Given instruction - Transcribe the records below exactly as they appear, omitting any pictures.

***** Exercise input *****

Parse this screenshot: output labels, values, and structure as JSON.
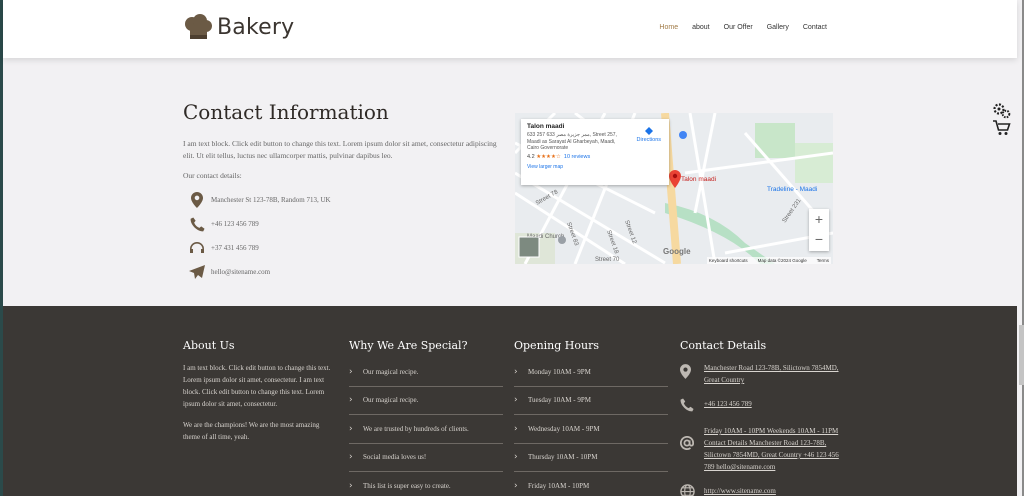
{
  "header": {
    "logo_text": "Bakery",
    "nav": [
      {
        "label": "Home",
        "active": true
      },
      {
        "label": "about",
        "active": false
      },
      {
        "label": "Our Offer",
        "active": false
      },
      {
        "label": "Gallery",
        "active": false
      },
      {
        "label": "Contact",
        "active": false
      }
    ]
  },
  "contact": {
    "title": "Contact Information",
    "intro": "I am text block. Click edit button to change this text. Lorem ipsum dolor sit amet, consectetur adipiscing elit. Ut elit tellus, luctus nec ullamcorper mattis, pulvinar dapibus leo.",
    "details_label": "Our contact details:",
    "details": [
      {
        "icon": "map-marker-icon",
        "text": "Manchester St 123-78B, Random 713, UK"
      },
      {
        "icon": "phone-icon",
        "text": "+46 123 456 789"
      },
      {
        "icon": "headphones-icon",
        "text": "+37 431 456 789"
      },
      {
        "icon": "paper-plane-icon",
        "text": "hello@sitename.com"
      }
    ]
  },
  "map": {
    "place_name": "Talon maadi",
    "address": "633 257 633 ممر جزيرة مصر, Street 257, Maadi as Sarayat Al Gharbeyah, Maadi, Cairo Governorate",
    "rating": "4.2",
    "stars": "★★★★☆",
    "reviews": "10 reviews",
    "directions": "Directions",
    "larger_map": "View larger map",
    "pin_label": "Talon maadi",
    "poi_label": "Tradeline - Maadi",
    "street_labels": [
      "Street 78",
      "Street 83",
      "Street 18",
      "Street 12",
      "Street 70",
      "Street 231"
    ],
    "church_label": "Maadi Church",
    "google": "Google",
    "footer_links": [
      "Keyboard shortcuts",
      "Map data ©2024 Google",
      "Terms"
    ],
    "zoom_in": "+",
    "zoom_out": "−"
  },
  "footer": {
    "about": {
      "title": "About Us",
      "p1": "I am text block. Click edit button to change this text. Lorem ipsum dolor sit amet, consectetur. I am text block. Click edit button to change this text. Lorem ipsum dolor sit amet, consectetur.",
      "p2": "We are the champions! We are the most amazing theme of all time, yeah."
    },
    "special": {
      "title": "Why We Are Special?",
      "items": [
        "Our magical recipe.",
        "Our magical recipe.",
        "We are trusted by hundreds of clients.",
        "Social media loves us!",
        "This list is super easy to create."
      ]
    },
    "hours": {
      "title": "Opening Hours",
      "items": [
        "Monday 10AM - 9PM",
        "Tuesday 10AM - 9PM",
        "Wednesday 10AM - 9PM",
        "Thursday 10AM - 10PM",
        "Friday 10AM - 10PM"
      ]
    },
    "contact": {
      "title": "Contact Details",
      "items": [
        {
          "icon": "map-marker-icon",
          "text": "Manchester Road 123-78B, Silictown 7854MD, Great Country"
        },
        {
          "icon": "phone-icon",
          "text": "+46 123 456 789"
        },
        {
          "icon": "at-sign-icon",
          "text": "Friday 10AM - 10PM Weekends 10AM - 11PM Contact Details Manchester Road 123-78B, Silictown 7854MD, Great Country +46 123 456 789 hello@sitename.com"
        },
        {
          "icon": "globe-icon",
          "text": "http://www.sitename.com"
        }
      ]
    }
  },
  "colors": {
    "accent": "#a07a45",
    "footer_bg": "#3b3835",
    "page_bg": "#f2f1f3",
    "heading": "#2f2a26"
  }
}
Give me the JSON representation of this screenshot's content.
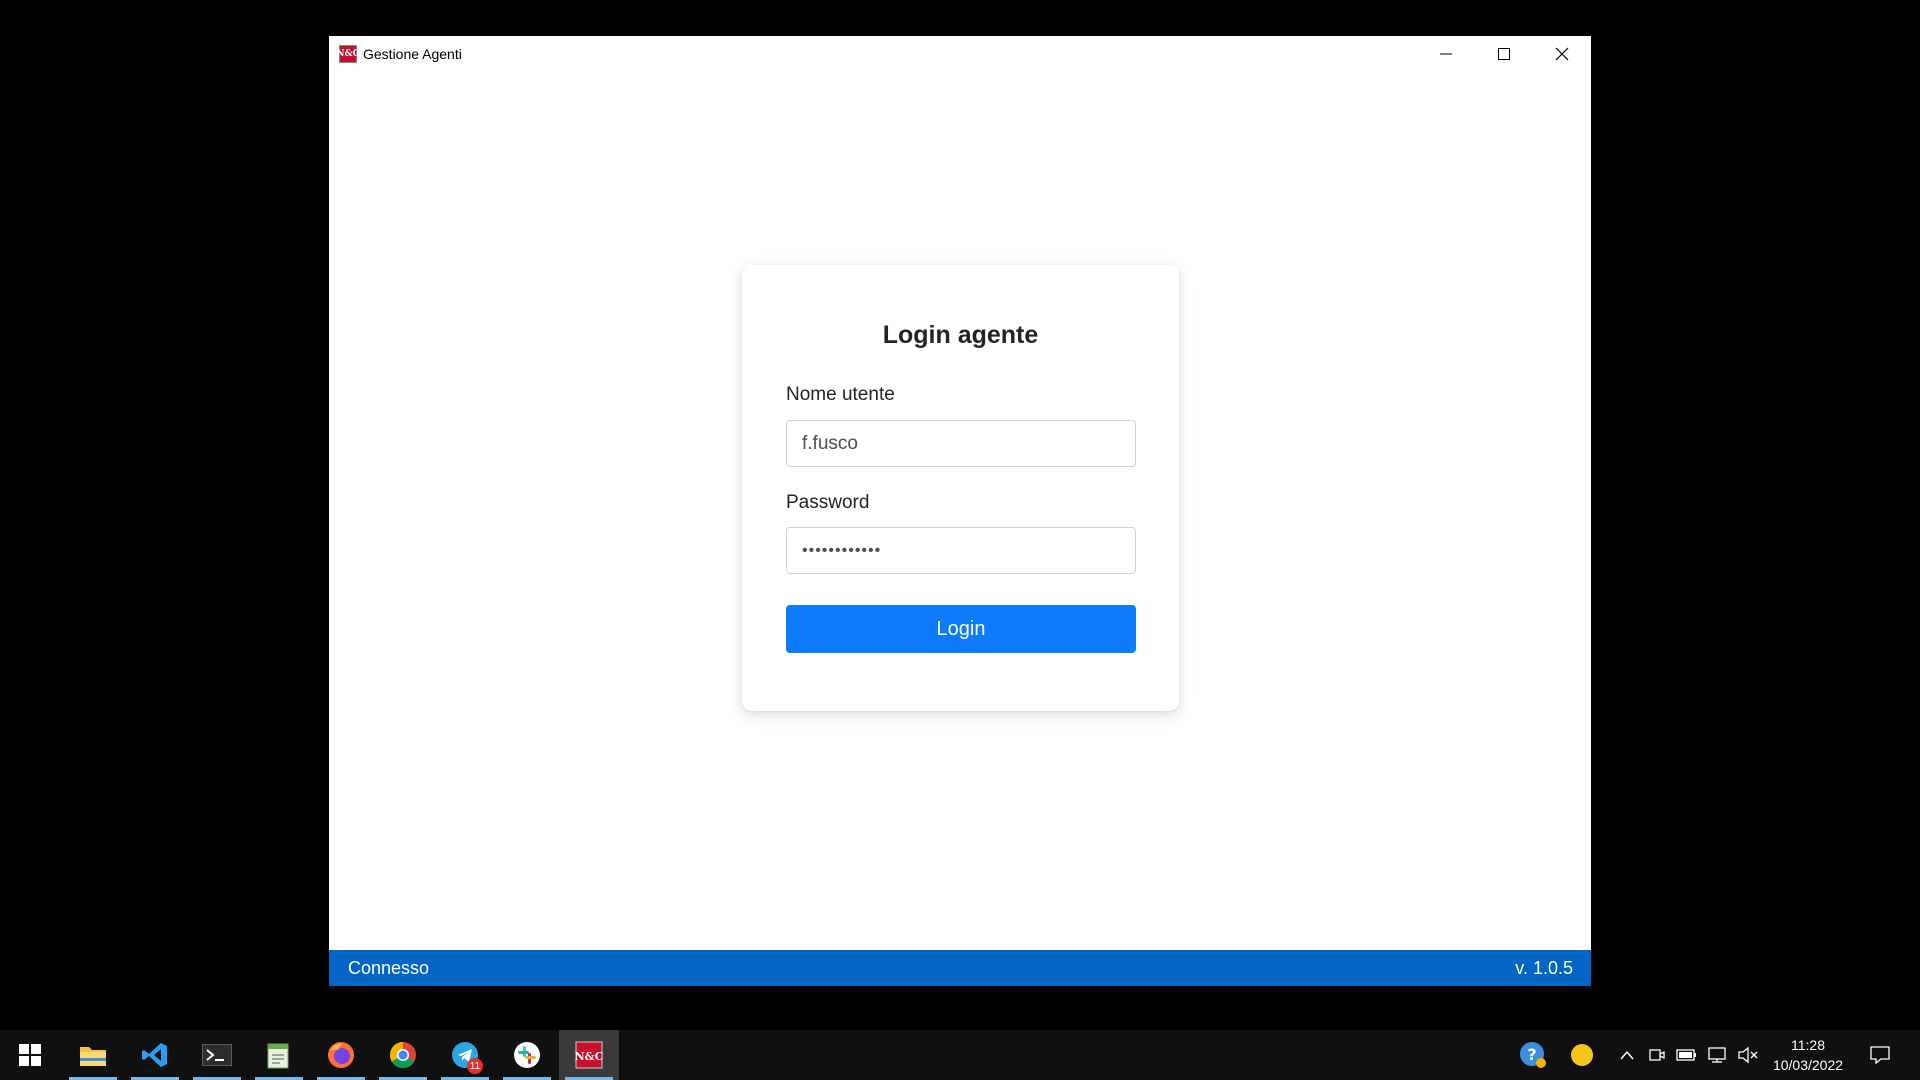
{
  "window": {
    "title": "Gestione Agenti",
    "app_icon_text": "N&C"
  },
  "login": {
    "title": "Login agente",
    "username_label": "Nome utente",
    "username_value": "f.fusco",
    "password_label": "Password",
    "password_value": "••••••••••••",
    "button_label": "Login"
  },
  "status": {
    "connection": "Connesso",
    "version": "v. 1.0.5"
  },
  "taskbar": {
    "apps": [
      {
        "name": "windows-start-icon"
      },
      {
        "name": "file-explorer-icon"
      },
      {
        "name": "vscode-icon"
      },
      {
        "name": "terminal-icon"
      },
      {
        "name": "notepad-icon"
      },
      {
        "name": "firefox-icon"
      },
      {
        "name": "chrome-icon"
      },
      {
        "name": "telegram-icon",
        "badge": "11"
      },
      {
        "name": "slack-icon"
      },
      {
        "name": "gestione-agenti-icon"
      }
    ],
    "clock_time": "11:28",
    "clock_date": "10/03/2022"
  },
  "colors": {
    "accent": "#0d7bfa",
    "statusbar": "#0366c6"
  }
}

*****

Finished task -
Parse this screenshot: output labels, values, and structure as JSON.
{
  "header": {
    "logo_text": "Bakery",
    "nav": [
      {
        "label": "Home",
        "active": true
      },
      {
        "label": "about",
        "active": false
      },
      {
        "label": "Our Offer",
        "active": false
      },
      {
        "label": "Gallery",
        "active": false
      },
      {
        "label": "Contact",
        "active": false
      }
    ]
  },
  "contact": {
    "title": "Contact Information",
    "intro": "I am text block. Click edit button to change this text. Lorem ipsum dolor sit amet, consectetur adipiscing elit. Ut elit tellus, luctus nec ullamcorper mattis, pulvinar dapibus leo.",
    "details_label": "Our contact details:",
    "details": [
      {
        "icon": "map-marker-icon",
        "text": "Manchester St 123-78B, Random 713, UK"
      },
      {
        "icon": "phone-icon",
        "text": "+46 123 456 789"
      },
      {
        "icon": "headphones-icon",
        "text": "+37 431 456 789"
      },
      {
        "icon": "paper-plane-icon",
        "text": "hello@sitename.com"
      }
    ]
  },
  "map": {
    "place_name": "Talon maadi",
    "address": "633 257 633 ممر جزيرة مصر, Street 257, Maadi as Sarayat Al Gharbeyah, Maadi, Cairo Governorate",
    "rating": "4.2",
    "stars": "★★★★☆",
    "reviews": "10 reviews",
    "directions": "Directions",
    "larger_map": "View larger map",
    "pin_label": "Talon maadi",
    "poi_label": "Tradeline - Maadi",
    "street_labels": [
      "Street 78",
      "Street 83",
      "Street 18",
      "Street 12",
      "Street 70",
      "Street 231"
    ],
    "church_label": "Maadi Church",
    "google": "Google",
    "footer_links": [
      "Keyboard shortcuts",
      "Map data ©2024 Google",
      "Terms"
    ],
    "zoom_in": "+",
    "zoom_out": "−"
  },
  "footer": {
    "about": {
      "title": "About Us",
      "p1": "I am text block. Click edit button to change this text. Lorem ipsum dolor sit amet, consectetur. I am text block. Click edit button to change this text. Lorem ipsum dolor sit amet, consectetur.",
      "p2": "We are the champions! We are the most amazing theme of all time, yeah."
    },
    "special": {
      "title": "Why We Are Special?",
      "items": [
        "Our magical recipe.",
        "Our magical recipe.",
        "We are trusted by hundreds of clients.",
        "Social media loves us!",
        "This list is super easy to create."
      ]
    },
    "hours": {
      "title": "Opening Hours",
      "items": [
        "Monday 10AM - 9PM",
        "Tuesday 10AM - 9PM",
        "Wednesday 10AM - 9PM",
        "Thursday 10AM - 10PM",
        "Friday 10AM - 10PM"
      ]
    },
    "contact": {
      "title": "Contact Details",
      "items": [
        {
          "icon": "map-marker-icon",
          "text": "Manchester Road 123-78B, Silictown 7854MD, Great Country"
        },
        {
          "icon": "phone-icon",
          "text": "+46 123 456 789"
        },
        {
          "icon": "at-sign-icon",
          "text": "Friday 10AM - 10PM Weekends 10AM - 11PM Contact Details Manchester Road 123-78B, Silictown 7854MD, Great Country +46 123 456 789 hello@sitename.com"
        },
        {
          "icon": "globe-icon",
          "text": "http://www.sitename.com"
        }
      ]
    }
  },
  "colors": {
    "accent": "#a07a45",
    "footer_bg": "#3b3835",
    "page_bg": "#f2f1f3",
    "heading": "#2f2a26"
  }
}
Give me the JSON representation of this screenshot's content.
{
  "window": {
    "title": "Gestione Agenti",
    "app_icon_text": "N&C"
  },
  "login": {
    "title": "Login agente",
    "username_label": "Nome utente",
    "username_value": "f.fusco",
    "password_label": "Password",
    "password_value": "••••••••••••",
    "button_label": "Login"
  },
  "status": {
    "connection": "Connesso",
    "version": "v. 1.0.5"
  },
  "taskbar": {
    "apps": [
      {
        "name": "windows-start-icon"
      },
      {
        "name": "file-explorer-icon"
      },
      {
        "name": "vscode-icon"
      },
      {
        "name": "terminal-icon"
      },
      {
        "name": "notepad-icon"
      },
      {
        "name": "firefox-icon"
      },
      {
        "name": "chrome-icon"
      },
      {
        "name": "telegram-icon",
        "badge": "11"
      },
      {
        "name": "slack-icon"
      },
      {
        "name": "gestione-agenti-icon"
      }
    ],
    "clock_time": "11:28",
    "clock_date": "10/03/2022"
  },
  "colors": {
    "accent": "#0d7bfa",
    "statusbar": "#0366c6"
  }
}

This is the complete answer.